■ What to work on: Find each line holding the word "ylabel" and give the total alone.

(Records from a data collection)
====
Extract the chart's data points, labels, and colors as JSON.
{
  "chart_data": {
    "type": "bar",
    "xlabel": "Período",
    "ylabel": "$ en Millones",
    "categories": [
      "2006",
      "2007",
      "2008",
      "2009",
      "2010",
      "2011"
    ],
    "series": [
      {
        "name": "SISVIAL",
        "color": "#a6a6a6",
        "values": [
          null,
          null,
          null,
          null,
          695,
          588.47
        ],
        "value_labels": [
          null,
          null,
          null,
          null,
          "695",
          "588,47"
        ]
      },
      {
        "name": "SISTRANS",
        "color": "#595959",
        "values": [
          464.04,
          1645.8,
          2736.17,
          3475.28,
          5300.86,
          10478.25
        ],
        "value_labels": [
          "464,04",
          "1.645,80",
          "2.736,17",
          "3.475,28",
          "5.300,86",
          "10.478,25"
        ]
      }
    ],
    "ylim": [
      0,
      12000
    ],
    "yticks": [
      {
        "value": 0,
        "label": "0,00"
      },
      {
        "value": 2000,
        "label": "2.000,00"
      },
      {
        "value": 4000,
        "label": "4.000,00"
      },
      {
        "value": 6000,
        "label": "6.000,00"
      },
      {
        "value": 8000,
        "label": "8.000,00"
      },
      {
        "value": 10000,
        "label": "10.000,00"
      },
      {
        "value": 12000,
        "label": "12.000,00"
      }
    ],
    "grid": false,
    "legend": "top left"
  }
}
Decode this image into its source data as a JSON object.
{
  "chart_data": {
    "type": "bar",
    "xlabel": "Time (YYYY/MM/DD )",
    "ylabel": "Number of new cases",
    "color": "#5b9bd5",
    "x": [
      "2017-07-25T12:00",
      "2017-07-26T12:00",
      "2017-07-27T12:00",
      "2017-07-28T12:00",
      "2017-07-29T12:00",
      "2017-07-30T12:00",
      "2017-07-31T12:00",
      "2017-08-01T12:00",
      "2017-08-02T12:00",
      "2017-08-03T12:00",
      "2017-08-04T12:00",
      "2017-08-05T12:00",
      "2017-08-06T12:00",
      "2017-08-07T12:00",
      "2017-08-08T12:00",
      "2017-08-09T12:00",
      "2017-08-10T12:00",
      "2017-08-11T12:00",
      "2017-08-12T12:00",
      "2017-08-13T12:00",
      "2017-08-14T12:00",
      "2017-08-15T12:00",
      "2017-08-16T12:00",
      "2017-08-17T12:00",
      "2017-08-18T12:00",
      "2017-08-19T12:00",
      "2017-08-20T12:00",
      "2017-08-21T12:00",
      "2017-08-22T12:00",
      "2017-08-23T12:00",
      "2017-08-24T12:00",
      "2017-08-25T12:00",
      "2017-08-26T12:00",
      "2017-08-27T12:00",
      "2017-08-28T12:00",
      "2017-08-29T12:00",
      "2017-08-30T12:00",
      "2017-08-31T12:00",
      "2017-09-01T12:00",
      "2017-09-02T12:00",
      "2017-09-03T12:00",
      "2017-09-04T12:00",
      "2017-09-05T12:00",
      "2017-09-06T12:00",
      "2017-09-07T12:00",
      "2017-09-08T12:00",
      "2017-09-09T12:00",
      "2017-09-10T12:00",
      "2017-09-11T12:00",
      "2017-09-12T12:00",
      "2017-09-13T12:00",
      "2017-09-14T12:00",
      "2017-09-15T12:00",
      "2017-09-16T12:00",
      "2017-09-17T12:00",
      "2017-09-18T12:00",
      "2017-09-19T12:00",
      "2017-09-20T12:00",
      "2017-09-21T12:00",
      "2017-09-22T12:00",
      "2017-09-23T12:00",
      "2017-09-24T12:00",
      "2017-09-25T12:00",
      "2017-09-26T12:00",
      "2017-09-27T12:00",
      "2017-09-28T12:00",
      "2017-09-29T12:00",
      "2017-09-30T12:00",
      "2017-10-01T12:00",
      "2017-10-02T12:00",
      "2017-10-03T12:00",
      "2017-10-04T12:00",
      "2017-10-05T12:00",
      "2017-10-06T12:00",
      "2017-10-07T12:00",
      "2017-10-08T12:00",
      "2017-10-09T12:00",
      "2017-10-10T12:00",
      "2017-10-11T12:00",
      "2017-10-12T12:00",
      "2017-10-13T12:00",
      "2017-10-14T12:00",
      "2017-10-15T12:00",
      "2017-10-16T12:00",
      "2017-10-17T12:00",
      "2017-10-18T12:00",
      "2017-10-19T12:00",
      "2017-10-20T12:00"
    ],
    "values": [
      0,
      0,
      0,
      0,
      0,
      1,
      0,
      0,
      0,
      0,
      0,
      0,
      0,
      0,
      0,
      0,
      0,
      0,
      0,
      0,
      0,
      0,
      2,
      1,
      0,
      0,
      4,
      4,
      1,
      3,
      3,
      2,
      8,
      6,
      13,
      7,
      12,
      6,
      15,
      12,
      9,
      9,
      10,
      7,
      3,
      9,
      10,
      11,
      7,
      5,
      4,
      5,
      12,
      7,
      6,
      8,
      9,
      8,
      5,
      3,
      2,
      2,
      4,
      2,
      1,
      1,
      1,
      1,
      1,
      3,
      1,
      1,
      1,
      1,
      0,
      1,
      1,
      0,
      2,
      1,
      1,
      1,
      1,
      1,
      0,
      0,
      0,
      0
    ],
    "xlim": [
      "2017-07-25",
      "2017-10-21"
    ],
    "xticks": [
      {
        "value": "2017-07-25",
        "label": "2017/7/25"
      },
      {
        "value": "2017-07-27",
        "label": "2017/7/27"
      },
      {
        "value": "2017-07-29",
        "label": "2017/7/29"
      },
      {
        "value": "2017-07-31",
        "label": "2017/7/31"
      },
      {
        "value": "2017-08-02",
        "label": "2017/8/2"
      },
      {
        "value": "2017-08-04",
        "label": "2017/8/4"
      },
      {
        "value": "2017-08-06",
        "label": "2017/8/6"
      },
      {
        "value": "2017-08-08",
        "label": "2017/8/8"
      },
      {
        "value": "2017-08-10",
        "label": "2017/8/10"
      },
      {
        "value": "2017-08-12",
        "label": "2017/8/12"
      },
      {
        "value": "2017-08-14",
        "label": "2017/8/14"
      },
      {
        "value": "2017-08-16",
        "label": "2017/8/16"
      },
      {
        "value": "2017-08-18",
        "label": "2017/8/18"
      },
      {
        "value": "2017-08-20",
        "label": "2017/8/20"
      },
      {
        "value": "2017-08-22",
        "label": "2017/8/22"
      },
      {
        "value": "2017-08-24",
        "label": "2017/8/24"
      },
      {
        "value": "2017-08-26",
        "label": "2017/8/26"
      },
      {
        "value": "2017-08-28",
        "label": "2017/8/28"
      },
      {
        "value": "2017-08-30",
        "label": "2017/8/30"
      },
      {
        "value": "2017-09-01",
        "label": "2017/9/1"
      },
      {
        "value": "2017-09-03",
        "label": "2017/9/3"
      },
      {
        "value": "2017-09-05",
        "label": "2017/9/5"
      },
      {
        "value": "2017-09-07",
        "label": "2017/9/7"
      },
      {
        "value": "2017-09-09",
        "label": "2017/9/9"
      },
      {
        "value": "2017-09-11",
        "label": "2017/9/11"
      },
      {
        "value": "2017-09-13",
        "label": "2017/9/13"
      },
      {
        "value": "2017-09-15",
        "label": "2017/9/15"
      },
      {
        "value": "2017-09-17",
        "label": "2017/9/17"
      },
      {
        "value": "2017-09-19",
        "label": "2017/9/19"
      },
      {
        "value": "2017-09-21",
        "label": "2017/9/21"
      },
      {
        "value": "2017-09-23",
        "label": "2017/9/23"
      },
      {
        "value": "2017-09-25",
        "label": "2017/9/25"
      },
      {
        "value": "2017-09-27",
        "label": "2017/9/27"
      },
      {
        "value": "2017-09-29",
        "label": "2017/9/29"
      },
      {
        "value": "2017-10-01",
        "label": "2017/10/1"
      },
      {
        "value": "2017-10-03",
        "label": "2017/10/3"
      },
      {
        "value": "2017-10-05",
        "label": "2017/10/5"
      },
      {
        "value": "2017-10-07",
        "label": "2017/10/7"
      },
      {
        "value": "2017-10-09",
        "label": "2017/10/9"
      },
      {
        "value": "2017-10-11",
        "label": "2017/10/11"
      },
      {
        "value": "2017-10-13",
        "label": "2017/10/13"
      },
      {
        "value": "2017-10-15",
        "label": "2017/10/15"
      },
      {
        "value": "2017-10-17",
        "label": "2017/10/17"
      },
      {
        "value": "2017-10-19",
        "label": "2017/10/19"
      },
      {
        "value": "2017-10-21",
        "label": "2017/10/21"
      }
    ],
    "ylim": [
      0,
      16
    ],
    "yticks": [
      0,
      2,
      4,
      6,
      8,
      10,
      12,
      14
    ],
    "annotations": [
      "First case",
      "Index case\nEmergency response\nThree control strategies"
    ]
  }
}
====
■ Reply to the exercise: 2